== Instructions to follow ==
Count the lines containing "JSON" in the entries underneath, and state that count without anything else.

== Dataset content ==
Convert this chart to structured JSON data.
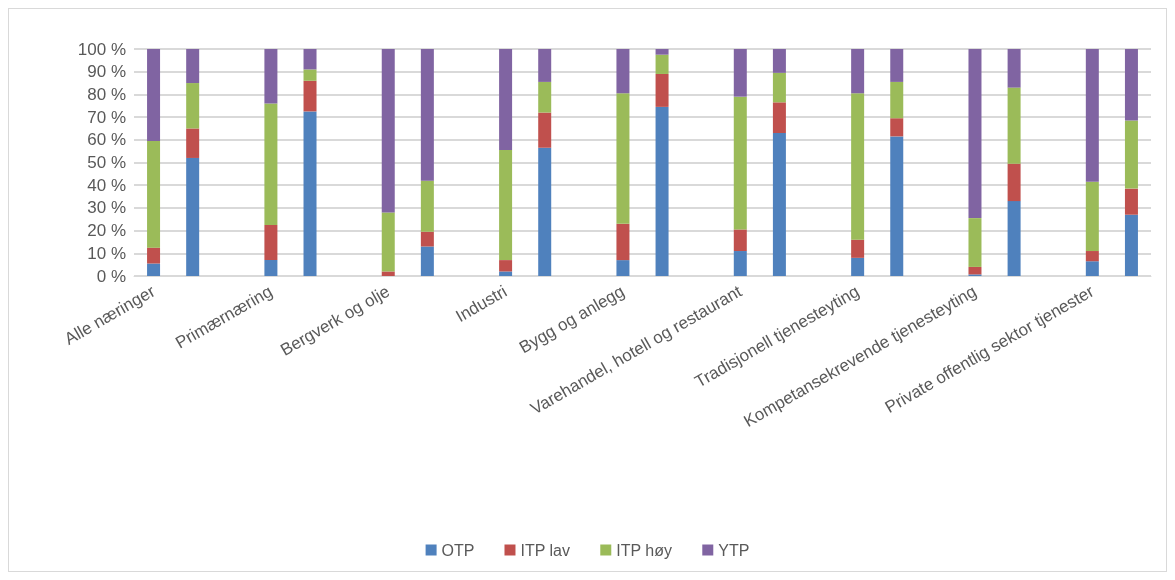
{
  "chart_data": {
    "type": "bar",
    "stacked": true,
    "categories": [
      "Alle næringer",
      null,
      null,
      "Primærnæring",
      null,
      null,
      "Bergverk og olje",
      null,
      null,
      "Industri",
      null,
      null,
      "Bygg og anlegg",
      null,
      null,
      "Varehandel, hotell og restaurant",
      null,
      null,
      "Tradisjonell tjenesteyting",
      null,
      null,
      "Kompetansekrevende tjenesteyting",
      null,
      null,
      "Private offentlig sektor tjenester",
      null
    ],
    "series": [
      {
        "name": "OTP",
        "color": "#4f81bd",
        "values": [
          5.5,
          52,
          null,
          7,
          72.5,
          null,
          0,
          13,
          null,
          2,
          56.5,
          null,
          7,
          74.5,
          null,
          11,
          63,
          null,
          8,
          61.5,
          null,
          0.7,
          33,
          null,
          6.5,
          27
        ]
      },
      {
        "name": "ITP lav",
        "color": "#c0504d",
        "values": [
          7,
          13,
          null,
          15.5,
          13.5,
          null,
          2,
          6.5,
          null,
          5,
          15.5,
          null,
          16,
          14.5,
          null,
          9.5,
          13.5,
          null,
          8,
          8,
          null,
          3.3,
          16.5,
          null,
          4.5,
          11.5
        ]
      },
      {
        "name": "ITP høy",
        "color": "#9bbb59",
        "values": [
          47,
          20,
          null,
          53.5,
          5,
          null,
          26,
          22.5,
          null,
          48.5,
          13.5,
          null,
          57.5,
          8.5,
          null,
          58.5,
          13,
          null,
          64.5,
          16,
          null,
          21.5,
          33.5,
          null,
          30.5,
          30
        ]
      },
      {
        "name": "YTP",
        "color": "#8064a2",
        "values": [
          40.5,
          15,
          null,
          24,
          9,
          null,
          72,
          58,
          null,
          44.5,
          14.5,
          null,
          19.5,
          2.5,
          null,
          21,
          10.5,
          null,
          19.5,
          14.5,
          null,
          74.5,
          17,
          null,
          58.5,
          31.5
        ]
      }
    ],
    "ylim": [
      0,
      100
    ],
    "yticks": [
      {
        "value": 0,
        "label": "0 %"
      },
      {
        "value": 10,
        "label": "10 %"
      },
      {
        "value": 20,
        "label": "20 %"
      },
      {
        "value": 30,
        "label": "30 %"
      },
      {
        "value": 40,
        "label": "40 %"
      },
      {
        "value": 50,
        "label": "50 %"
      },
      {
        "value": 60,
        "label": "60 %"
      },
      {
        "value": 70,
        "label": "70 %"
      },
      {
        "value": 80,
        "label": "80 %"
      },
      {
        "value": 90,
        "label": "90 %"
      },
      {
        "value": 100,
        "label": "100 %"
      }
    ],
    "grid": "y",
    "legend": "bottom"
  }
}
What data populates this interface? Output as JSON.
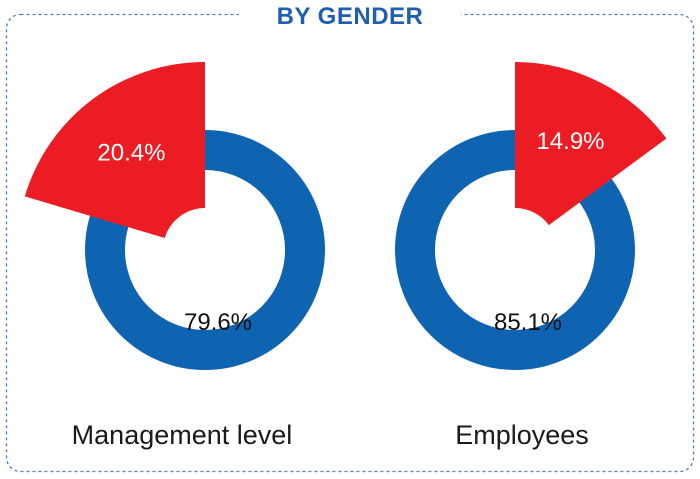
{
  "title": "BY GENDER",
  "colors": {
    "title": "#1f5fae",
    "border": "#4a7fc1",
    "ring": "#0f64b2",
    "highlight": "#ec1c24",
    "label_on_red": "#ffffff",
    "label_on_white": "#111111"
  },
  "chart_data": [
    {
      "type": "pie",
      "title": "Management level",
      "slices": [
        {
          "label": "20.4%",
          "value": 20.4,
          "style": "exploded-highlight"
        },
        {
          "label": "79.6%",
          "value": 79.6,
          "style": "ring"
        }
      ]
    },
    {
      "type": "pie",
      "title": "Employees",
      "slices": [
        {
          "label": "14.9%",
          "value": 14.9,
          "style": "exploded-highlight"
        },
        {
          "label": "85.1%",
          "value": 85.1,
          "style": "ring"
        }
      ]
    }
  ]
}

* * *

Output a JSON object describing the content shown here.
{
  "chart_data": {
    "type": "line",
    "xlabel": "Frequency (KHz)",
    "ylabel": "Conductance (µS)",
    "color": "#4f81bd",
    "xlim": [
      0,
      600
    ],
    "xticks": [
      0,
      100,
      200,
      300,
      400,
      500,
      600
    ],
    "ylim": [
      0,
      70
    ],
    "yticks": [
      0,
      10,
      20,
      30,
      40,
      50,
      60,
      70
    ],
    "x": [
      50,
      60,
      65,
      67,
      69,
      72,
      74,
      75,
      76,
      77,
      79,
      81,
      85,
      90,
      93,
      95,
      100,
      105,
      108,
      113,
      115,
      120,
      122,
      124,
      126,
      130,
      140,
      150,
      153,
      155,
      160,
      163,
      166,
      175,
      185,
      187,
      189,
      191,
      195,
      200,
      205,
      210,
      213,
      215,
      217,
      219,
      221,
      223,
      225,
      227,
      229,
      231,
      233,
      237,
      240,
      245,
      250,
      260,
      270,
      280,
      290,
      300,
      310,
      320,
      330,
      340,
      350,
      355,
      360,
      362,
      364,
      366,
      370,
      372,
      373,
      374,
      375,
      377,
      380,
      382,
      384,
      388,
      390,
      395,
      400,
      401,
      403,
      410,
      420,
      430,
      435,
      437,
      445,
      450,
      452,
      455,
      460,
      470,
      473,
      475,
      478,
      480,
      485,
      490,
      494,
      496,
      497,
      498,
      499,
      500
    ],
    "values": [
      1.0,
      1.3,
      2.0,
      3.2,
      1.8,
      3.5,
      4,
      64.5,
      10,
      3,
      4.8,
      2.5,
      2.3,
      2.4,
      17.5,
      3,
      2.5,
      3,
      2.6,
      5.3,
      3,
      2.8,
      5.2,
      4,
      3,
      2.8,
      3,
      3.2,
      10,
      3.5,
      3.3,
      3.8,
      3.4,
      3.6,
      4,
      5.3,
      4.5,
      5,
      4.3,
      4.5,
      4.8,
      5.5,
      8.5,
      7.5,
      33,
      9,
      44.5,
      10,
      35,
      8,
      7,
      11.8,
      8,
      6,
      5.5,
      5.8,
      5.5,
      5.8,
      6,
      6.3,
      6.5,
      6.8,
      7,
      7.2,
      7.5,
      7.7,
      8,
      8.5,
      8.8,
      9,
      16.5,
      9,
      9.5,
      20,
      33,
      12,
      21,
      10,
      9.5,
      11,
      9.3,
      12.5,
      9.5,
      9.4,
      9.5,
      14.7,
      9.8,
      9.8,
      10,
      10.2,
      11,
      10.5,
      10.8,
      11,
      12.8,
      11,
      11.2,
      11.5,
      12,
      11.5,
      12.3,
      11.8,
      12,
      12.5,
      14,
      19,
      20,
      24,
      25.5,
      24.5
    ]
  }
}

--

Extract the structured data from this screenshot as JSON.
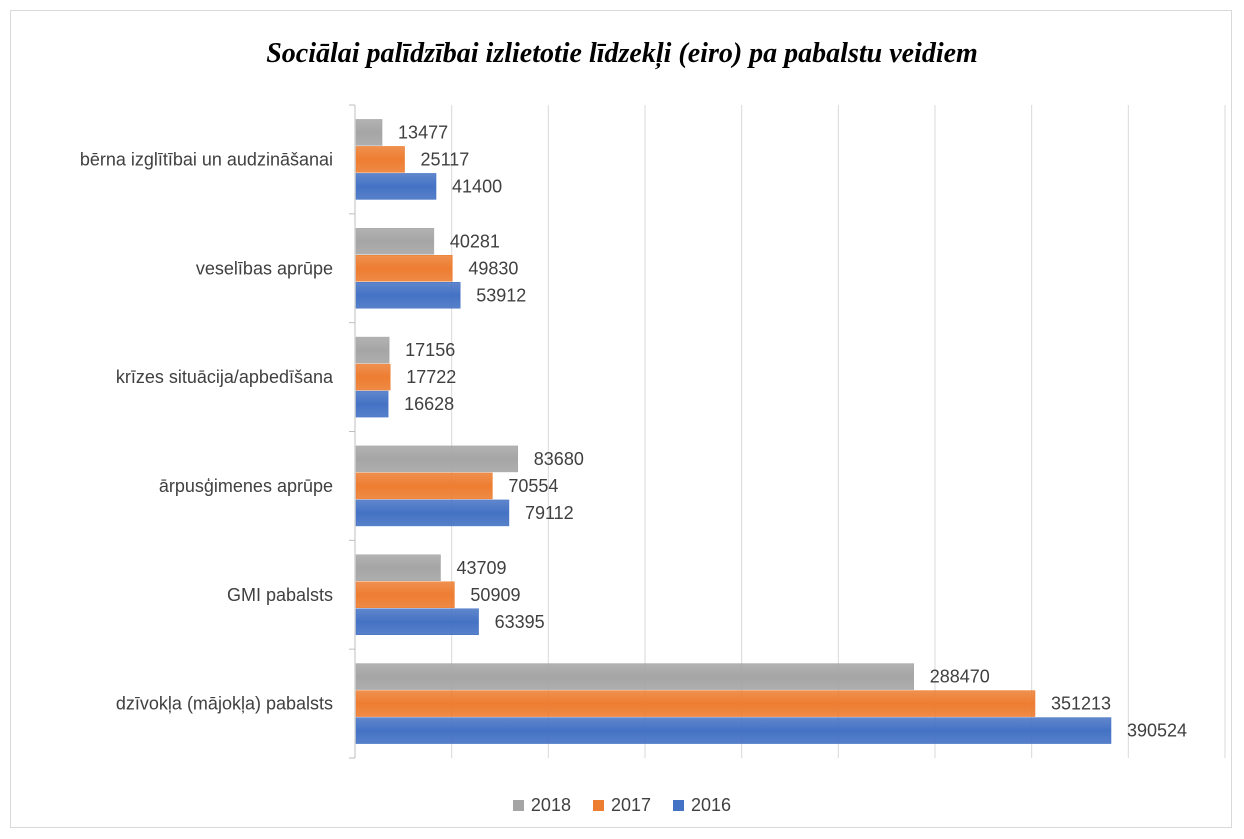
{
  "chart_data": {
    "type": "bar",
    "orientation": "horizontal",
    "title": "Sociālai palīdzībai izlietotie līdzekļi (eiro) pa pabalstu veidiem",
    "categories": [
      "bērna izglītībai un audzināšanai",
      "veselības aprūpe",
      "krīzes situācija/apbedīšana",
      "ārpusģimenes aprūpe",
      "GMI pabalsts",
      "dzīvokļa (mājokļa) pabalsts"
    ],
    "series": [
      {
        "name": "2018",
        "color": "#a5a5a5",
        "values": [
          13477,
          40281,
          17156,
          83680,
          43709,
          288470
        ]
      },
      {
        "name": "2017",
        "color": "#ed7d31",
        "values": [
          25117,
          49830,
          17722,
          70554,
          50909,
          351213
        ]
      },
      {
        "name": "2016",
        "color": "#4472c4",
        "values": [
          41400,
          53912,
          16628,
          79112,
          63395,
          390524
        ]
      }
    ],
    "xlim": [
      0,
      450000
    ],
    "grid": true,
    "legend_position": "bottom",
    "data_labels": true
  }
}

== Result for this task ==
4